[Structured figure records]
⟨

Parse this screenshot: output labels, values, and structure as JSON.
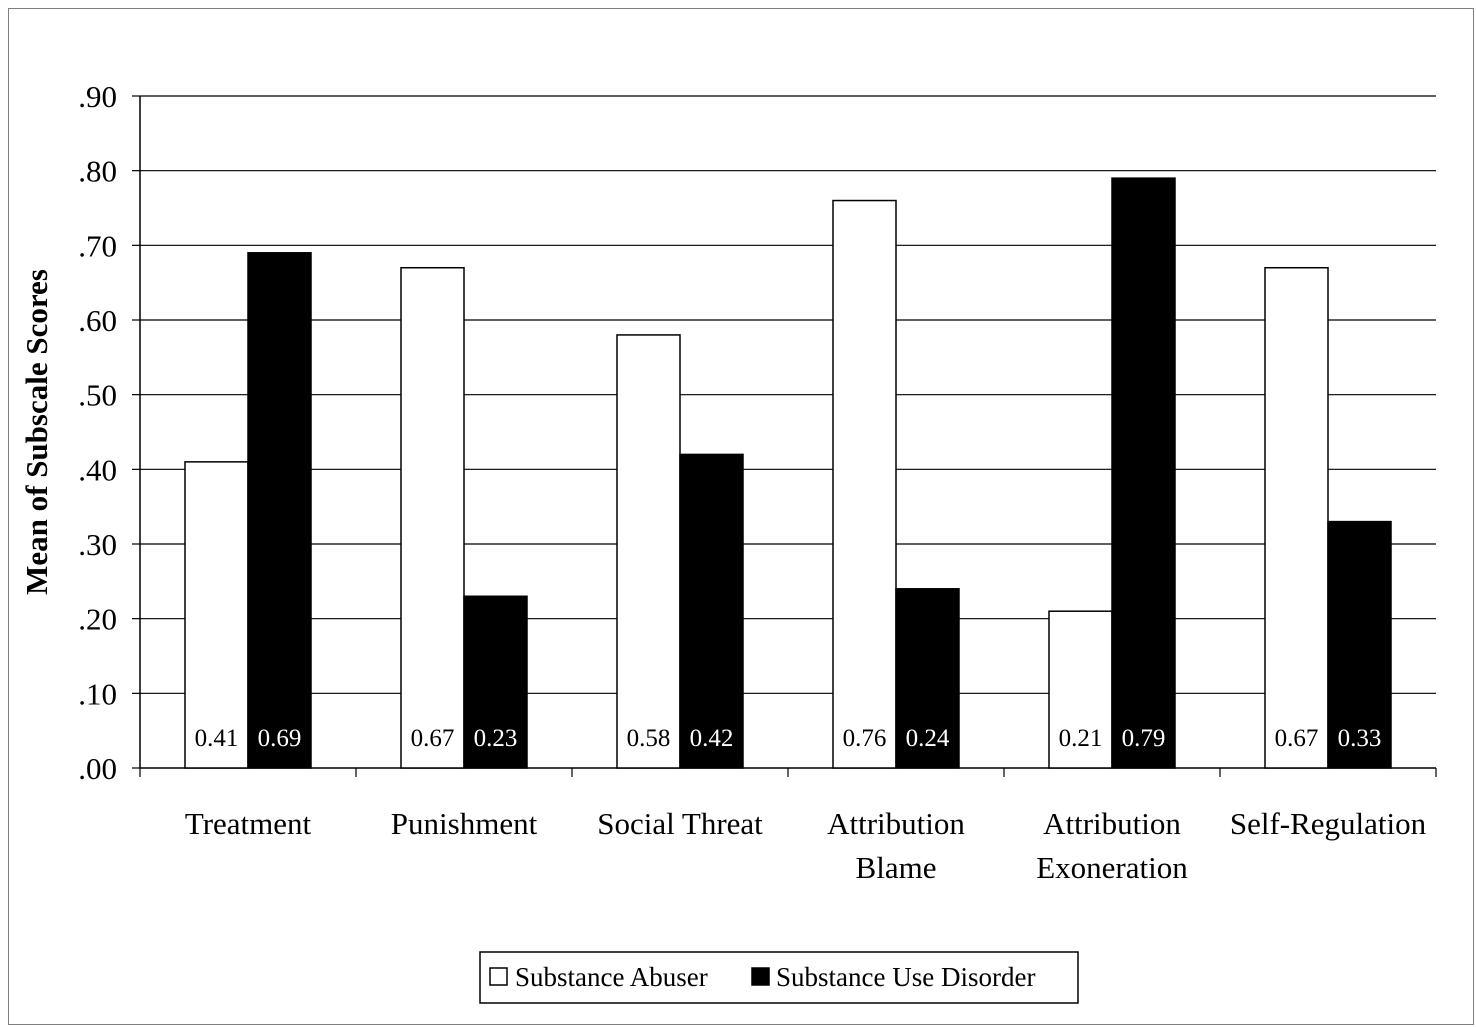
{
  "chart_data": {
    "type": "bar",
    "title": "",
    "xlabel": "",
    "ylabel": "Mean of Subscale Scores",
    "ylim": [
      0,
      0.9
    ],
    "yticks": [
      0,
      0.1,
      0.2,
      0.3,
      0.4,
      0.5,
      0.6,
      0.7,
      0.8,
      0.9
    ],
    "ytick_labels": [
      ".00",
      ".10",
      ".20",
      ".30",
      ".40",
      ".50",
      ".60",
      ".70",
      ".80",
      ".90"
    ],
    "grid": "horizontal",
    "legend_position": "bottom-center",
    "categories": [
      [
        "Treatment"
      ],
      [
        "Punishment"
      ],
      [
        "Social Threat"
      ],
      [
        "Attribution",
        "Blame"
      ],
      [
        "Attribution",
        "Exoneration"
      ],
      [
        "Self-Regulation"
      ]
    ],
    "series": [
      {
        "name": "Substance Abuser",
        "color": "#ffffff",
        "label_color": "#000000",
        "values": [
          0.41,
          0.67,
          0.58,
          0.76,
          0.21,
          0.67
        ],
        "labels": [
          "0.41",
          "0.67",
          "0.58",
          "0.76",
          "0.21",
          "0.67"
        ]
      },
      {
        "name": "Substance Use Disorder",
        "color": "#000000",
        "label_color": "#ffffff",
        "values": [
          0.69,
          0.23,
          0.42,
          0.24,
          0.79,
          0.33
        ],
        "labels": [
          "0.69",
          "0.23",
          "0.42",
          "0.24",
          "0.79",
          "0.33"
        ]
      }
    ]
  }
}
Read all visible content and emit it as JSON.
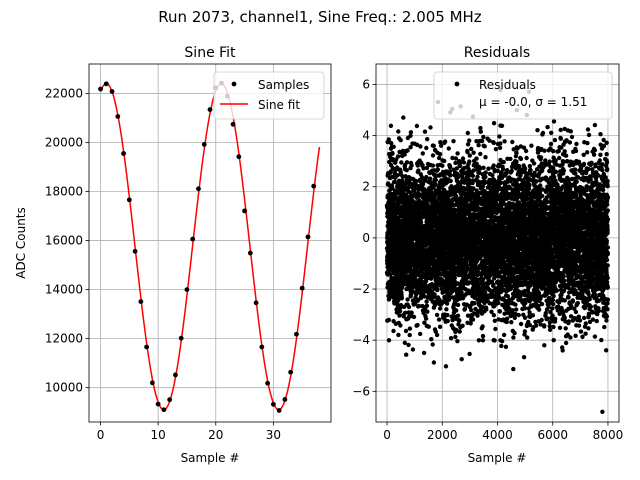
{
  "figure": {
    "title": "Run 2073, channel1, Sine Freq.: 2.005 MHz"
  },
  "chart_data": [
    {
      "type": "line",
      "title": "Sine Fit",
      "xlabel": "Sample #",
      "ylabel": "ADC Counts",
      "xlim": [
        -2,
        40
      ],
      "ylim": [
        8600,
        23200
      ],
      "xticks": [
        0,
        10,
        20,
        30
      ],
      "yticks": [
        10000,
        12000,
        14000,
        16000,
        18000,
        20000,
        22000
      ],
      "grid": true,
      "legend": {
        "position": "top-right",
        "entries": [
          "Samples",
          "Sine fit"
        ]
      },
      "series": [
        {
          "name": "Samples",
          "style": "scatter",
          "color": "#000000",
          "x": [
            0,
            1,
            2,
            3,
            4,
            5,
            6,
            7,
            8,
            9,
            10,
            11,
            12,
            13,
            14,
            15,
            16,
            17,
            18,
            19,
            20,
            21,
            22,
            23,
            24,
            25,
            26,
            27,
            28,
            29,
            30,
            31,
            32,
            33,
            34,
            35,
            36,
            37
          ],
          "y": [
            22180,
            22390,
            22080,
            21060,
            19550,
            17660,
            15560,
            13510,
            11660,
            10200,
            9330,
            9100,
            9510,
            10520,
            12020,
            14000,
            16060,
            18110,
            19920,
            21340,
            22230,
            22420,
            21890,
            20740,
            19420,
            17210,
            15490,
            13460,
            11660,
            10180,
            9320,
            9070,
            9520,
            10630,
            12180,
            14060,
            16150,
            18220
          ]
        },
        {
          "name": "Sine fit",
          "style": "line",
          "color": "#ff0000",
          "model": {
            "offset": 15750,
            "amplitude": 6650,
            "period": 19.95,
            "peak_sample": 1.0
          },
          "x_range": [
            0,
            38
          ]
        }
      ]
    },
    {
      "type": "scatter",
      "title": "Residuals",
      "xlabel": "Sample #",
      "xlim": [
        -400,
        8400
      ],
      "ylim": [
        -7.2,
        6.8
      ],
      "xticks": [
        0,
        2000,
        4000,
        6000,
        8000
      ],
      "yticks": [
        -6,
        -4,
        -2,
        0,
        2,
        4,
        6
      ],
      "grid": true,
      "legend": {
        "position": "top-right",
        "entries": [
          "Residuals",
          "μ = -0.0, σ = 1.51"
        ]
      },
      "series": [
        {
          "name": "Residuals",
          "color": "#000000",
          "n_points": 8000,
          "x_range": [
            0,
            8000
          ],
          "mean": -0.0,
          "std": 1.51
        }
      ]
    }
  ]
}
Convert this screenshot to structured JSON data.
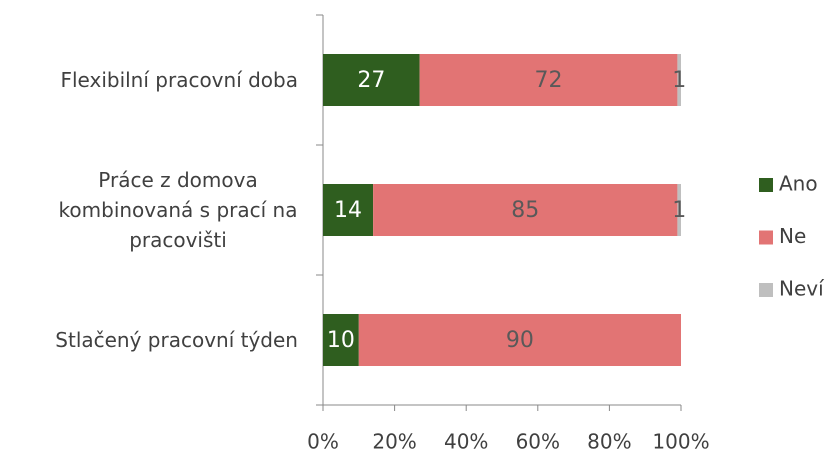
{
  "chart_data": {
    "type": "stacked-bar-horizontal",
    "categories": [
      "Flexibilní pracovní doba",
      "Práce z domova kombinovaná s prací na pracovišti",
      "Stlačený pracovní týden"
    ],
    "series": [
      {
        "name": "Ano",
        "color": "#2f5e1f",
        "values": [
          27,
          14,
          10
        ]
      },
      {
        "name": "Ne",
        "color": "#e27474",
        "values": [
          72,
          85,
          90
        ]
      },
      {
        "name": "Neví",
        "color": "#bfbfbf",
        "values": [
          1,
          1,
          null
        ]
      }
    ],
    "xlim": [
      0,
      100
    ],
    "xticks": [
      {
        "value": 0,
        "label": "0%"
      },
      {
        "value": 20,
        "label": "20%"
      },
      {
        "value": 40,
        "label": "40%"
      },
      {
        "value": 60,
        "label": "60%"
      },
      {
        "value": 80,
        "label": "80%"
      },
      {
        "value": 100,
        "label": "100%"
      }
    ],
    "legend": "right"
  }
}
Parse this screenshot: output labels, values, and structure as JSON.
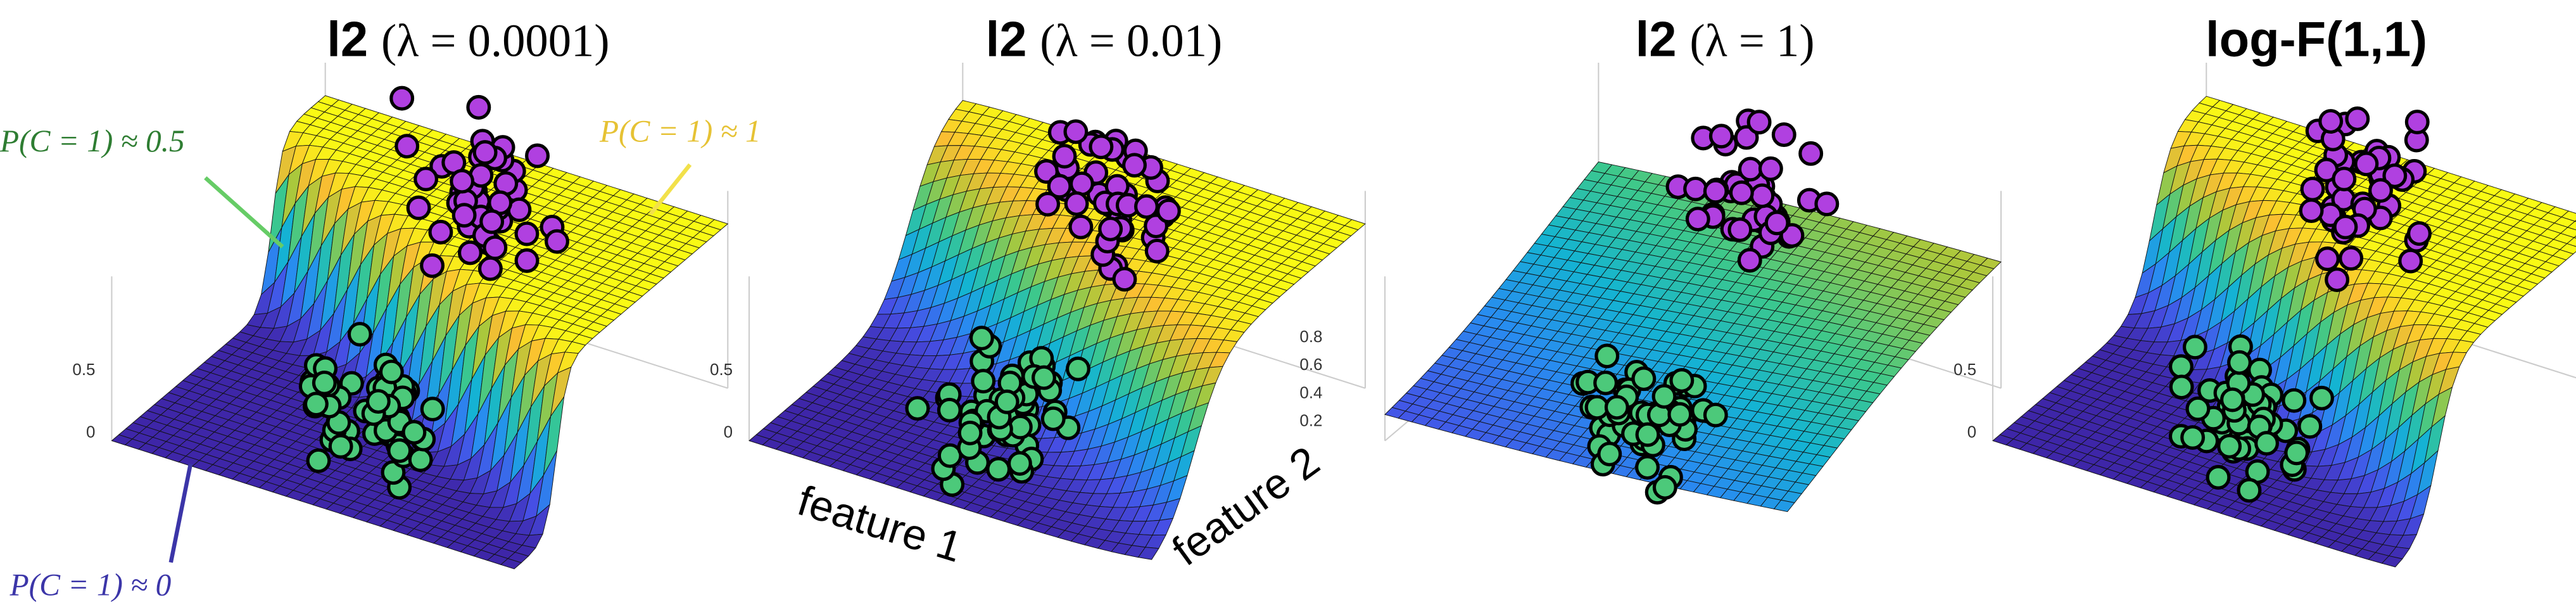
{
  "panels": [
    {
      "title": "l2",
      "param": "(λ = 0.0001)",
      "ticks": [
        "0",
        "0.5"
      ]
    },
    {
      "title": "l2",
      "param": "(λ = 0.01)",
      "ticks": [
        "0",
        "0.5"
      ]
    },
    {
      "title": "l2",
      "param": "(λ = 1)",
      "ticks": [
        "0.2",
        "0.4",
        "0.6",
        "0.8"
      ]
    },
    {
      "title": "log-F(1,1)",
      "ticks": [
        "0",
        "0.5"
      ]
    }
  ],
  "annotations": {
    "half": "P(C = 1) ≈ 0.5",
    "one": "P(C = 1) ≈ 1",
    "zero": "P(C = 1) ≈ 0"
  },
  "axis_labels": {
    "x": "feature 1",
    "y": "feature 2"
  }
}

⟩

*SET TASK:*
Give an exact copy of the material, leaving out every picture.

*REPLY TO THE TASK:*
Parse this screenshot: output labels, values, and structure as JSON.
{
  "chart_data": {
    "type": "bar",
    "title": "",
    "xlabel": "",
    "ylabel": "Mean of Subscale Scores",
    "ylim": [
      0,
      0.9
    ],
    "yticks": [
      0,
      0.1,
      0.2,
      0.3,
      0.4,
      0.5,
      0.6,
      0.7,
      0.8,
      0.9
    ],
    "ytick_labels": [
      ".00",
      ".10",
      ".20",
      ".30",
      ".40",
      ".50",
      ".60",
      ".70",
      ".80",
      ".90"
    ],
    "grid": "horizontal",
    "legend_position": "bottom-center",
    "categories": [
      [
        "Treatment"
      ],
      [
        "Punishment"
      ],
      [
        "Social Threat"
      ],
      [
        "Attribution",
        "Blame"
      ],
      [
        "Attribution",
        "Exoneration"
      ],
      [
        "Self-Regulation"
      ]
    ],
    "series": [
      {
        "name": "Substance Abuser",
        "color": "#ffffff",
        "label_color": "#000000",
        "values": [
          0.41,
          0.67,
          0.58,
          0.76,
          0.21,
          0.67
        ],
        "labels": [
          "0.41",
          "0.67",
          "0.58",
          "0.76",
          "0.21",
          "0.67"
        ]
      },
      {
        "name": "Substance Use Disorder",
        "color": "#000000",
        "label_color": "#ffffff",
        "values": [
          0.69,
          0.23,
          0.42,
          0.24,
          0.79,
          0.33
        ],
        "labels": [
          "0.69",
          "0.23",
          "0.42",
          "0.24",
          "0.79",
          "0.33"
        ]
      }
    ]
  }
}
Read all visible content and emit it as JSON.
{
  "figure": {
    "title": "Run 2073, channel1, Sine Freq.: 2.005 MHz"
  },
  "chart_data": [
    {
      "type": "line",
      "title": "Sine Fit",
      "xlabel": "Sample #",
      "ylabel": "ADC Counts",
      "xlim": [
        -2,
        40
      ],
      "ylim": [
        8600,
        23200
      ],
      "xticks": [
        0,
        10,
        20,
        30
      ],
      "yticks": [
        10000,
        12000,
        14000,
        16000,
        18000,
        20000,
        22000
      ],
      "grid": true,
      "legend": {
        "position": "top-right",
        "entries": [
          "Samples",
          "Sine fit"
        ]
      },
      "series": [
        {
          "name": "Samples",
          "style": "scatter",
          "color": "#000000",
          "x": [
            0,
            1,
            2,
            3,
            4,
            5,
            6,
            7,
            8,
            9,
            10,
            11,
            12,
            13,
            14,
            15,
            16,
            17,
            18,
            19,
            20,
            21,
            22,
            23,
            24,
            25,
            26,
            27,
            28,
            29,
            30,
            31,
            32,
            33,
            34,
            35,
            36,
            37
          ],
          "y": [
            22180,
            22390,
            22080,
            21060,
            19550,
            17660,
            15560,
            13510,
            11660,
            10200,
            9330,
            9100,
            9510,
            10520,
            12020,
            14000,
            16060,
            18110,
            19920,
            21340,
            22230,
            22420,
            21890,
            20740,
            19420,
            17210,
            15490,
            13460,
            11660,
            10180,
            9320,
            9070,
            9520,
            10630,
            12180,
            14060,
            16150,
            18220
          ]
        },
        {
          "name": "Sine fit",
          "style": "line",
          "color": "#ff0000",
          "model": {
            "offset": 15750,
            "amplitude": 6650,
            "period": 19.95,
            "peak_sample": 1.0
          },
          "x_range": [
            0,
            38
          ]
        }
      ]
    },
    {
      "type": "scatter",
      "title": "Residuals",
      "xlabel": "Sample #",
      "xlim": [
        -400,
        8400
      ],
      "ylim": [
        -7.2,
        6.8
      ],
      "xticks": [
        0,
        2000,
        4000,
        6000,
        8000
      ],
      "yticks": [
        -6,
        -4,
        -2,
        0,
        2,
        4,
        6
      ],
      "grid": true,
      "legend": {
        "position": "top-right",
        "entries": [
          "Residuals",
          "μ = -0.0, σ = 1.51"
        ]
      },
      "series": [
        {
          "name": "Residuals",
          "color": "#000000",
          "n_points": 8000,
          "x_range": [
            0,
            8000
          ],
          "mean": -0.0,
          "std": 1.51
        }
      ]
    }
  ]
}
Convert this screenshot to structured JSON data.
{
  "chart_data": {
    "type": "stacked-bar-horizontal",
    "categories": [
      "Flexibilní pracovní doba",
      "Práce z domova kombinovaná s prací na pracovišti",
      "Stlačený pracovní týden"
    ],
    "series": [
      {
        "name": "Ano",
        "color": "#2f5e1f",
        "values": [
          27,
          14,
          10
        ]
      },
      {
        "name": "Ne",
        "color": "#e27474",
        "values": [
          72,
          85,
          90
        ]
      },
      {
        "name": "Neví",
        "color": "#bfbfbf",
        "values": [
          1,
          1,
          null
        ]
      }
    ],
    "xlim": [
      0,
      100
    ],
    "xticks": [
      {
        "value": 0,
        "label": "0%"
      },
      {
        "value": 20,
        "label": "20%"
      },
      {
        "value": 40,
        "label": "40%"
      },
      {
        "value": 60,
        "label": "60%"
      },
      {
        "value": 80,
        "label": "80%"
      },
      {
        "value": 100,
        "label": "100%"
      }
    ],
    "legend": "right"
  }
}
Parse this screenshot: output labels, values, and structure as JSON.
{
  "panels": [
    {
      "title": "l2",
      "param": "(λ = 0.0001)",
      "ticks": [
        "0",
        "0.5"
      ]
    },
    {
      "title": "l2",
      "param": "(λ = 0.01)",
      "ticks": [
        "0",
        "0.5"
      ]
    },
    {
      "title": "l2",
      "param": "(λ = 1)",
      "ticks": [
        "0.2",
        "0.4",
        "0.6",
        "0.8"
      ]
    },
    {
      "title": "log-F(1,1)",
      "ticks": [
        "0",
        "0.5"
      ]
    }
  ],
  "annotations": {
    "half": "P(C = 1) ≈ 0.5",
    "one": "P(C = 1) ≈ 1",
    "zero": "P(C = 1) ≈ 0"
  },
  "axis_labels": {
    "x": "feature 1",
    "y": "feature 2"
  }
}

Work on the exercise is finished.